INSTRUCTION: Copy each line of the data below exactly, leaving out pictures.

(Saved data entries)

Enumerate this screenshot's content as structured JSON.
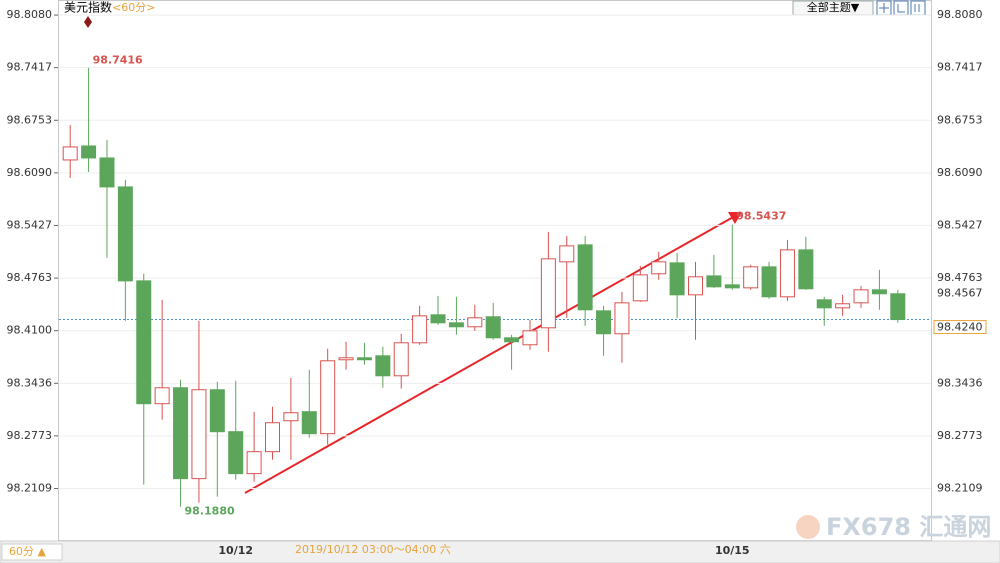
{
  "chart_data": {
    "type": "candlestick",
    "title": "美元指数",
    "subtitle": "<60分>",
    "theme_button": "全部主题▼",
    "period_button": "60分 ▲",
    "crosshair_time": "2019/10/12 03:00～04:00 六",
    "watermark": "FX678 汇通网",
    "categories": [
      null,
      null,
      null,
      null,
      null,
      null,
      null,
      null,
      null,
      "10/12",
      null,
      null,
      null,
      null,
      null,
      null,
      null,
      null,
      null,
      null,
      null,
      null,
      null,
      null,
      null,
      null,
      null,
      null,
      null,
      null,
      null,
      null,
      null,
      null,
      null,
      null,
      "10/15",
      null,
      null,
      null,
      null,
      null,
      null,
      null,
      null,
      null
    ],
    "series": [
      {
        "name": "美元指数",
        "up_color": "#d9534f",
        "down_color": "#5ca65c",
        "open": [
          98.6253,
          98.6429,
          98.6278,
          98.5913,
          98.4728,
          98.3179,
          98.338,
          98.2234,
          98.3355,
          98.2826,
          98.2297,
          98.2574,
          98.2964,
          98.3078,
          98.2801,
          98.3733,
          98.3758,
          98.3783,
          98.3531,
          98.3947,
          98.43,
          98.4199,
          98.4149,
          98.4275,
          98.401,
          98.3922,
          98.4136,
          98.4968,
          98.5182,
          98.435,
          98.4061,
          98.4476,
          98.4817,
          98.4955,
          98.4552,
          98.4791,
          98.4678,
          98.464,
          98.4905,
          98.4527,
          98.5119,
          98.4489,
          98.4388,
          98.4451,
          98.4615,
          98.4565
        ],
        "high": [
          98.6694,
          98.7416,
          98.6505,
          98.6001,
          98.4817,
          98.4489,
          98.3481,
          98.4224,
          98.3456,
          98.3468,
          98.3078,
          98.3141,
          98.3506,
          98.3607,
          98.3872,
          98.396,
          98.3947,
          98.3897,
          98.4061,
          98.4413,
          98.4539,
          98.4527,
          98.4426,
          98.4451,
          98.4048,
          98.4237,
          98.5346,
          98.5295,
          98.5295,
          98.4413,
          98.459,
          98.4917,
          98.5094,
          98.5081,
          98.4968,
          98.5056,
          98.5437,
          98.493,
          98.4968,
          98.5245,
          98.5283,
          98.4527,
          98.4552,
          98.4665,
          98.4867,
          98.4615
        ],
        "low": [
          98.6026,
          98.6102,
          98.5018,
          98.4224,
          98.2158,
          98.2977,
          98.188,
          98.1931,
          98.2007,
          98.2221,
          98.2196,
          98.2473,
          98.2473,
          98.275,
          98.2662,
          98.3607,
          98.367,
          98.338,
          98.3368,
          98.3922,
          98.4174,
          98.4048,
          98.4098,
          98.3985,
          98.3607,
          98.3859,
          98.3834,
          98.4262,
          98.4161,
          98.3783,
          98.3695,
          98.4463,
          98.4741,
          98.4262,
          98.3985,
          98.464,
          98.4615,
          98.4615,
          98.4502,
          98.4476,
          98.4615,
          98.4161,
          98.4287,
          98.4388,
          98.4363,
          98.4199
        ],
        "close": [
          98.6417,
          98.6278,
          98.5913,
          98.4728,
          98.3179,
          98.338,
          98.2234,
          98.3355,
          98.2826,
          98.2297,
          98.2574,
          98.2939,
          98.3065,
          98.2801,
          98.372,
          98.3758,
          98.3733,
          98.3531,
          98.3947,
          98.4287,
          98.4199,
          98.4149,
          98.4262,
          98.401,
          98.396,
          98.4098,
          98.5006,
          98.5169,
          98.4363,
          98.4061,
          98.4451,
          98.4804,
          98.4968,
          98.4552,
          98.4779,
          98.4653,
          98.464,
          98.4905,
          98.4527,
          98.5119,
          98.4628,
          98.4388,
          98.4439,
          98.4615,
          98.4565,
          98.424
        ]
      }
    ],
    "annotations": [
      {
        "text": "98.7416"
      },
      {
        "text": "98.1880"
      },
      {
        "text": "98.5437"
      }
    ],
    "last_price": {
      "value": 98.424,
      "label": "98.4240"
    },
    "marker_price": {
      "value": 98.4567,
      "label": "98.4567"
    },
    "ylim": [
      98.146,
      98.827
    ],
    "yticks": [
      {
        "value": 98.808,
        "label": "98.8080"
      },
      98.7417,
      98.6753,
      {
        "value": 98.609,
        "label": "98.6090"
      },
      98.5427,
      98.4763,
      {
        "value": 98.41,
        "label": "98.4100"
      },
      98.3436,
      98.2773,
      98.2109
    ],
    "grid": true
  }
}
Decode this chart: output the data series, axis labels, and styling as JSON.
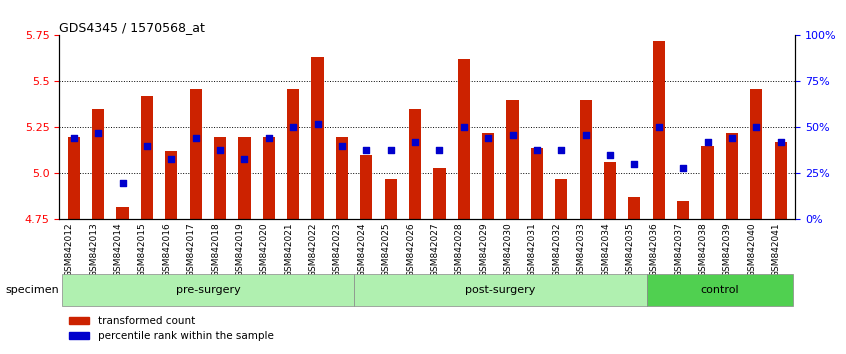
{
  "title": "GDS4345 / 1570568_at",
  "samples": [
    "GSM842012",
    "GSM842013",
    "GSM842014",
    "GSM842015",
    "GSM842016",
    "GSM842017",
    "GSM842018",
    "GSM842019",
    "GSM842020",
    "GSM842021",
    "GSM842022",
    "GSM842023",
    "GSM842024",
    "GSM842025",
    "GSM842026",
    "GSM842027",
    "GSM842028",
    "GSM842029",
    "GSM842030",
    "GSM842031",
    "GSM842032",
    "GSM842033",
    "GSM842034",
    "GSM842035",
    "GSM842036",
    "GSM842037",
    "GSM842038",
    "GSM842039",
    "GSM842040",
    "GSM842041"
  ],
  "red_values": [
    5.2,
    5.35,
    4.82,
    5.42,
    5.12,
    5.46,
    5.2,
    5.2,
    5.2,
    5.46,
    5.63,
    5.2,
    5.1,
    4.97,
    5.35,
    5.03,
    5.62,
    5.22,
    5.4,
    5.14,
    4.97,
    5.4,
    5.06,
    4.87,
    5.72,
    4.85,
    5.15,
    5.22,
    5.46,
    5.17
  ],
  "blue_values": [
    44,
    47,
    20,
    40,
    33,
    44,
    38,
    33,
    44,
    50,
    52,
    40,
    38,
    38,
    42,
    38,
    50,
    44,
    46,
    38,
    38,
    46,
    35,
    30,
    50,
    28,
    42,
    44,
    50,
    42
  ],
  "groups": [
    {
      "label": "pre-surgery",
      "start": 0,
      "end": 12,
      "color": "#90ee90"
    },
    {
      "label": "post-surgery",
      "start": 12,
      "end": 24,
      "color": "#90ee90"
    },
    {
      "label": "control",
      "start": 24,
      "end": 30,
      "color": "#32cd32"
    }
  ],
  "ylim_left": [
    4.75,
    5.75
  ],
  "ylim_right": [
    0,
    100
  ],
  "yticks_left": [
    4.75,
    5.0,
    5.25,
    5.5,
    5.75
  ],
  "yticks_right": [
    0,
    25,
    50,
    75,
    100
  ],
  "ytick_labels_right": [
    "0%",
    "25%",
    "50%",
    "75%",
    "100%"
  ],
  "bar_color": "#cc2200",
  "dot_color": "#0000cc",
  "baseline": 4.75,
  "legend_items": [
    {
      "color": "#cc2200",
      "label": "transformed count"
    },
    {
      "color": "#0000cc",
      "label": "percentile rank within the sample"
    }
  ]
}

RESULT:
Enumerate this screenshot's content as structured JSON.
{
  "chart_data": {
    "type": "candlestick",
    "title": "美元指数",
    "subtitle": "<60分>",
    "theme_button": "全部主题▼",
    "period_button": "60分 ▲",
    "crosshair_time": "2019/10/12 03:00～04:00 六",
    "watermark": "FX678 汇通网",
    "categories": [
      null,
      null,
      null,
      null,
      null,
      null,
      null,
      null,
      null,
      "10/12",
      null,
      null,
      null,
      null,
      null,
      null,
      null,
      null,
      null,
      null,
      null,
      null,
      null,
      null,
      null,
      null,
      null,
      null,
      null,
      null,
      null,
      null,
      null,
      null,
      null,
      null,
      "10/15",
      null,
      null,
      null,
      null,
      null,
      null,
      null,
      null,
      null
    ],
    "series": [
      {
        "name": "美元指数",
        "up_color": "#d9534f",
        "down_color": "#5ca65c",
        "open": [
          98.6253,
          98.6429,
          98.6278,
          98.5913,
          98.4728,
          98.3179,
          98.338,
          98.2234,
          98.3355,
          98.2826,
          98.2297,
          98.2574,
          98.2964,
          98.3078,
          98.2801,
          98.3733,
          98.3758,
          98.3783,
          98.3531,
          98.3947,
          98.43,
          98.4199,
          98.4149,
          98.4275,
          98.401,
          98.3922,
          98.4136,
          98.4968,
          98.5182,
          98.435,
          98.4061,
          98.4476,
          98.4817,
          98.4955,
          98.4552,
          98.4791,
          98.4678,
          98.464,
          98.4905,
          98.4527,
          98.5119,
          98.4489,
          98.4388,
          98.4451,
          98.4615,
          98.4565
        ],
        "high": [
          98.6694,
          98.7416,
          98.6505,
          98.6001,
          98.4817,
          98.4489,
          98.3481,
          98.4224,
          98.3456,
          98.3468,
          98.3078,
          98.3141,
          98.3506,
          98.3607,
          98.3872,
          98.396,
          98.3947,
          98.3897,
          98.4061,
          98.4413,
          98.4539,
          98.4527,
          98.4426,
          98.4451,
          98.4048,
          98.4237,
          98.5346,
          98.5295,
          98.5295,
          98.4413,
          98.459,
          98.4917,
          98.5094,
          98.5081,
          98.4968,
          98.5056,
          98.5437,
          98.493,
          98.4968,
          98.5245,
          98.5283,
          98.4527,
          98.4552,
          98.4665,
          98.4867,
          98.4615
        ],
        "low": [
          98.6026,
          98.6102,
          98.5018,
          98.4224,
          98.2158,
          98.2977,
          98.188,
          98.1931,
          98.2007,
          98.2221,
          98.2196,
          98.2473,
          98.2473,
          98.275,
          98.2662,
          98.3607,
          98.367,
          98.338,
          98.3368,
          98.3922,
          98.4174,
          98.4048,
          98.4098,
          98.3985,
          98.3607,
          98.3859,
          98.3834,
          98.4262,
          98.4161,
          98.3783,
          98.3695,
          98.4463,
          98.4741,
          98.4262,
          98.3985,
          98.464,
          98.4615,
          98.4615,
          98.4502,
          98.4476,
          98.4615,
          98.4161,
          98.4287,
          98.4388,
          98.4363,
          98.4199
        ],
        "close": [
          98.6417,
          98.6278,
          98.5913,
          98.4728,
          98.3179,
          98.338,
          98.2234,
          98.3355,
          98.2826,
          98.2297,
          98.2574,
          98.2939,
          98.3065,
          98.2801,
          98.372,
          98.3758,
          98.3733,
          98.3531,
          98.3947,
          98.4287,
          98.4199,
          98.4149,
          98.4262,
          98.401,
          98.396,
          98.4098,
          98.5006,
          98.5169,
          98.4363,
          98.4061,
          98.4451,
          98.4804,
          98.4968,
          98.4552,
          98.4779,
          98.4653,
          98.464,
          98.4905,
          98.4527,
          98.5119,
          98.4628,
          98.4388,
          98.4439,
          98.4615,
          98.4565,
          98.424
        ]
      }
    ],
    "annotations": [
      {
        "text": "98.7416"
      },
      {
        "text": "98.1880"
      },
      {
        "text": "98.5437"
      }
    ],
    "last_price": {
      "value": 98.424,
      "label": "98.4240"
    },
    "marker_price": {
      "value": 98.4567,
      "label": "98.4567"
    },
    "ylim": [
      98.146,
      98.827
    ],
    "yticks": [
      {
        "value": 98.808,
        "label": "98.8080"
      },
      98.7417,
      98.6753,
      {
        "value": 98.609,
        "label": "98.6090"
      },
      98.5427,
      98.4763,
      {
        "value": 98.41,
        "label": "98.4100"
      },
      98.3436,
      98.2773,
      98.2109
    ],
    "grid": true
  }
}
Decode this chart: output the data series, axis labels, and styling as JSON.
{
  "title": "GDS4345 / 1570568_at",
  "samples": [
    "GSM842012",
    "GSM842013",
    "GSM842014",
    "GSM842015",
    "GSM842016",
    "GSM842017",
    "GSM842018",
    "GSM842019",
    "GSM842020",
    "GSM842021",
    "GSM842022",
    "GSM842023",
    "GSM842024",
    "GSM842025",
    "GSM842026",
    "GSM842027",
    "GSM842028",
    "GSM842029",
    "GSM842030",
    "GSM842031",
    "GSM842032",
    "GSM842033",
    "GSM842034",
    "GSM842035",
    "GSM842036",
    "GSM842037",
    "GSM842038",
    "GSM842039",
    "GSM842040",
    "GSM842041"
  ],
  "red_values": [
    5.2,
    5.35,
    4.82,
    5.42,
    5.12,
    5.46,
    5.2,
    5.2,
    5.2,
    5.46,
    5.63,
    5.2,
    5.1,
    4.97,
    5.35,
    5.03,
    5.62,
    5.22,
    5.4,
    5.14,
    4.97,
    5.4,
    5.06,
    4.87,
    5.72,
    4.85,
    5.15,
    5.22,
    5.46,
    5.17
  ],
  "blue_values": [
    44,
    47,
    20,
    40,
    33,
    44,
    38,
    33,
    44,
    50,
    52,
    40,
    38,
    38,
    42,
    38,
    50,
    44,
    46,
    38,
    38,
    46,
    35,
    30,
    50,
    28,
    42,
    44,
    50,
    42
  ],
  "groups": [
    {
      "label": "pre-surgery",
      "start": 0,
      "end": 12,
      "color": "#90ee90"
    },
    {
      "label": "post-surgery",
      "start": 12,
      "end": 24,
      "color": "#90ee90"
    },
    {
      "label": "control",
      "start": 24,
      "end": 30,
      "color": "#32cd32"
    }
  ],
  "ylim_left": [
    4.75,
    5.75
  ],
  "ylim_right": [
    0,
    100
  ],
  "yticks_left": [
    4.75,
    5.0,
    5.25,
    5.5,
    5.75
  ],
  "yticks_right": [
    0,
    25,
    50,
    75,
    100
  ],
  "ytick_labels_right": [
    "0%",
    "25%",
    "50%",
    "75%",
    "100%"
  ],
  "bar_color": "#cc2200",
  "dot_color": "#0000cc",
  "baseline": 4.75,
  "legend_items": [
    {
      "color": "#cc2200",
      "label": "transformed count"
    },
    {
      "color": "#0000cc",
      "label": "percentile rank within the sample"
    }
  ]
}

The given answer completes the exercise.